Task to complete
Single out each line with the word "into" and copy it.
[Dataset records start]
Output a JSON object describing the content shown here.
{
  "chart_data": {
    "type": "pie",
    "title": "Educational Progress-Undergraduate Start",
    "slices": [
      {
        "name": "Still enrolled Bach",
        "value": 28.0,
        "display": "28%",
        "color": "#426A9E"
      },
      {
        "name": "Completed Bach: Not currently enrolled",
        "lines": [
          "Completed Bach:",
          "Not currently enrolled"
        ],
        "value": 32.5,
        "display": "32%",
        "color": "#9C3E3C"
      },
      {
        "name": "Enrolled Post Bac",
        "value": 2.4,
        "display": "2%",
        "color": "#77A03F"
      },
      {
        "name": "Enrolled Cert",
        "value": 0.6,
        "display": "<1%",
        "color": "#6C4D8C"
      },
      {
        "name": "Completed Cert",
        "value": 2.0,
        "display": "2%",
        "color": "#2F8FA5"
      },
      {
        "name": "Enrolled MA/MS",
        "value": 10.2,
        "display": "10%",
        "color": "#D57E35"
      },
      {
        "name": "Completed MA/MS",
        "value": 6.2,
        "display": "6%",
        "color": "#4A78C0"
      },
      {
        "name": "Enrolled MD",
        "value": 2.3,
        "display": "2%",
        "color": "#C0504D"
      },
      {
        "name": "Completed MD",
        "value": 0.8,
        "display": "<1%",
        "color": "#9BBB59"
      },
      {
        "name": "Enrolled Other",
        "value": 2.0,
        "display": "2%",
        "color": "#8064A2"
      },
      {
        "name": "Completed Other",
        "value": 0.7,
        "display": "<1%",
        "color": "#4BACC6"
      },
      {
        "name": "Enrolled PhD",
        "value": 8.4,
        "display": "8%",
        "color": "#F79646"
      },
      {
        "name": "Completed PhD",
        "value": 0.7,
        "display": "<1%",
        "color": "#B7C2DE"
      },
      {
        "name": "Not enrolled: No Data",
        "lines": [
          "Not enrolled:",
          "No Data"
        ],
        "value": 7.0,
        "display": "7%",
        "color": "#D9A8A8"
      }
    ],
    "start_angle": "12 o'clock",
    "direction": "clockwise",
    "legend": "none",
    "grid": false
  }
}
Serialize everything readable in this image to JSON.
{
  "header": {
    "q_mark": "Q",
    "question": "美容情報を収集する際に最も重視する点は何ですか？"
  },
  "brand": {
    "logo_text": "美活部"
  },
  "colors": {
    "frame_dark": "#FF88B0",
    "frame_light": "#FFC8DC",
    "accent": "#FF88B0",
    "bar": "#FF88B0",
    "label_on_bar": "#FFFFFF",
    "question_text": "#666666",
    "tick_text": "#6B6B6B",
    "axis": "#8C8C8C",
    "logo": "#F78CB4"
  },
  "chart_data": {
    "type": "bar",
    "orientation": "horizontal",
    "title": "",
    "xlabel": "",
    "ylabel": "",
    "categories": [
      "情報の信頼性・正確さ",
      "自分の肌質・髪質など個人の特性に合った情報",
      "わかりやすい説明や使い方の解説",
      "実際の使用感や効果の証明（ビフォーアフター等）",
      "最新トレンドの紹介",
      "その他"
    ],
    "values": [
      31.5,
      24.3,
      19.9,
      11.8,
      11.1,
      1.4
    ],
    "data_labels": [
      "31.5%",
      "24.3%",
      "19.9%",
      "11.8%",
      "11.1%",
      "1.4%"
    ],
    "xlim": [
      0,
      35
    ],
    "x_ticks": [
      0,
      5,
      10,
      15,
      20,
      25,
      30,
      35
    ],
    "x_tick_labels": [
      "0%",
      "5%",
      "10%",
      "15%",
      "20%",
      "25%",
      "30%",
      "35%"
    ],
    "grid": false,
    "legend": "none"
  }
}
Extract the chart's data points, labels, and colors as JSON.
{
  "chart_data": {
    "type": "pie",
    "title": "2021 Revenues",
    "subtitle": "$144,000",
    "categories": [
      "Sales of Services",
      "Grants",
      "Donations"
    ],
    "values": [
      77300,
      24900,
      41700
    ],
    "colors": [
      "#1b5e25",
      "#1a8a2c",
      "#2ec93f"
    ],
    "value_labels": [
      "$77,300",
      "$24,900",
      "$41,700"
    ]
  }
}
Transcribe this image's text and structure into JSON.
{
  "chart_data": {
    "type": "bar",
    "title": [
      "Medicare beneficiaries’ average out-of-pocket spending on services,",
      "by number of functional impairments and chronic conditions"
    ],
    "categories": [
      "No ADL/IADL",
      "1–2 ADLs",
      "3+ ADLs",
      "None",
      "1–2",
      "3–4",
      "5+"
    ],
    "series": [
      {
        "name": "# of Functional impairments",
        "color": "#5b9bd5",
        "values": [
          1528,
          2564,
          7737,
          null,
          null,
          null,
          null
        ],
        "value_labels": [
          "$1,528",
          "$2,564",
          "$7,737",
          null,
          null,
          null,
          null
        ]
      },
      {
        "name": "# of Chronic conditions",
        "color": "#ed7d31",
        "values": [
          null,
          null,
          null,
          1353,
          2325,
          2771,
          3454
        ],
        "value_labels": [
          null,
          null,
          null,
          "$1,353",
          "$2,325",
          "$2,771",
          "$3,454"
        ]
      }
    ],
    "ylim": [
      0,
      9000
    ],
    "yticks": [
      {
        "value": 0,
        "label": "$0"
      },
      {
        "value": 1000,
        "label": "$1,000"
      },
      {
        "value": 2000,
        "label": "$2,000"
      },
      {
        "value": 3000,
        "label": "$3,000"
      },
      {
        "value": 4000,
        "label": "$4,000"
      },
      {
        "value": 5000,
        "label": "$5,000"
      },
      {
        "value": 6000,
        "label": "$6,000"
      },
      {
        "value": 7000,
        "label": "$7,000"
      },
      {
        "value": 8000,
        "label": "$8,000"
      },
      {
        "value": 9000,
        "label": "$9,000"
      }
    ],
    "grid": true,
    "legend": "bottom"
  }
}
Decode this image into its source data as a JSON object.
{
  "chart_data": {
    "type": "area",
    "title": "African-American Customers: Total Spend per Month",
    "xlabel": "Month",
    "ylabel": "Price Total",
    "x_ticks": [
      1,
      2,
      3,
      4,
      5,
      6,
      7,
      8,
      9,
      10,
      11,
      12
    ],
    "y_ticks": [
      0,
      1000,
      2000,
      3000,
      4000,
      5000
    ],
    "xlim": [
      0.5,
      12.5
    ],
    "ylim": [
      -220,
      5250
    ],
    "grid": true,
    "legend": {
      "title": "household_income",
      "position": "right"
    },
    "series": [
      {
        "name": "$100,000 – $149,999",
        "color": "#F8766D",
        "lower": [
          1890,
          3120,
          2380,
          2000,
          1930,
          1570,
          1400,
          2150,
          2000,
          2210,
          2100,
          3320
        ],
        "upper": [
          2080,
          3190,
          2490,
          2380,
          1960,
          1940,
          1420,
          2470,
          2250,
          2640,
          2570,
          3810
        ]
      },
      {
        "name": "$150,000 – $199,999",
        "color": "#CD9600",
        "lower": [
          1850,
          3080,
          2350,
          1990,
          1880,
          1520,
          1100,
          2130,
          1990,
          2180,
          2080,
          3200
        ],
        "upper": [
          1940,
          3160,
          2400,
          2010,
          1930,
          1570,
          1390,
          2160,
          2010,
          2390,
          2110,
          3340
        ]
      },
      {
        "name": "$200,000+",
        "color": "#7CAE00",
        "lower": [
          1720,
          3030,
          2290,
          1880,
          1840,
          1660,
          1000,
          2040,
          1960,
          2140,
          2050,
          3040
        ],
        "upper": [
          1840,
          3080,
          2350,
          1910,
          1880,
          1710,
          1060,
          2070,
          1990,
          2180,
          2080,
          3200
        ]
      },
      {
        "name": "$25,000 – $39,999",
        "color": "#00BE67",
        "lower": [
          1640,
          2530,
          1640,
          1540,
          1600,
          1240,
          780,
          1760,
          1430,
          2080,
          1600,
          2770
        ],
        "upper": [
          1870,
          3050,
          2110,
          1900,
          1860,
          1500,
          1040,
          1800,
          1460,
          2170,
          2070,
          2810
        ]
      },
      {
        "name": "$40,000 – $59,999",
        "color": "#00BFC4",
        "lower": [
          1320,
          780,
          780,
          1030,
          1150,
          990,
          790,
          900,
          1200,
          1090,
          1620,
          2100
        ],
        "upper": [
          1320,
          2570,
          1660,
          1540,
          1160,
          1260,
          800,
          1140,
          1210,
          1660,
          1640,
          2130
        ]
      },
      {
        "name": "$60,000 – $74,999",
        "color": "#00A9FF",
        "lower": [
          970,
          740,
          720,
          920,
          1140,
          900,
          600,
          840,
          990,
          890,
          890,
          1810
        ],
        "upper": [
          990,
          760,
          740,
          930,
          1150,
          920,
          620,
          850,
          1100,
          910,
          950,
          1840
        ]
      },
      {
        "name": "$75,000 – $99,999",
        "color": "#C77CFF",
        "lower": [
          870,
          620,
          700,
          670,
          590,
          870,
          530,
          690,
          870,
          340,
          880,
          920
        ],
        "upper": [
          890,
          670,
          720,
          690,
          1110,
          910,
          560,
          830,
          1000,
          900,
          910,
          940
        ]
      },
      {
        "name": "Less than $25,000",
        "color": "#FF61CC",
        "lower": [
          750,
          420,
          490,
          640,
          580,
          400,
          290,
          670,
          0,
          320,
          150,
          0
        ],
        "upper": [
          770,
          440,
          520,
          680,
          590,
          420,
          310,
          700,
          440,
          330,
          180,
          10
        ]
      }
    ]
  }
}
[Dataset records end]
Solution to this task
Transcribe this image's text and structure into JSON.
Decode this image into its source data as a JSON object.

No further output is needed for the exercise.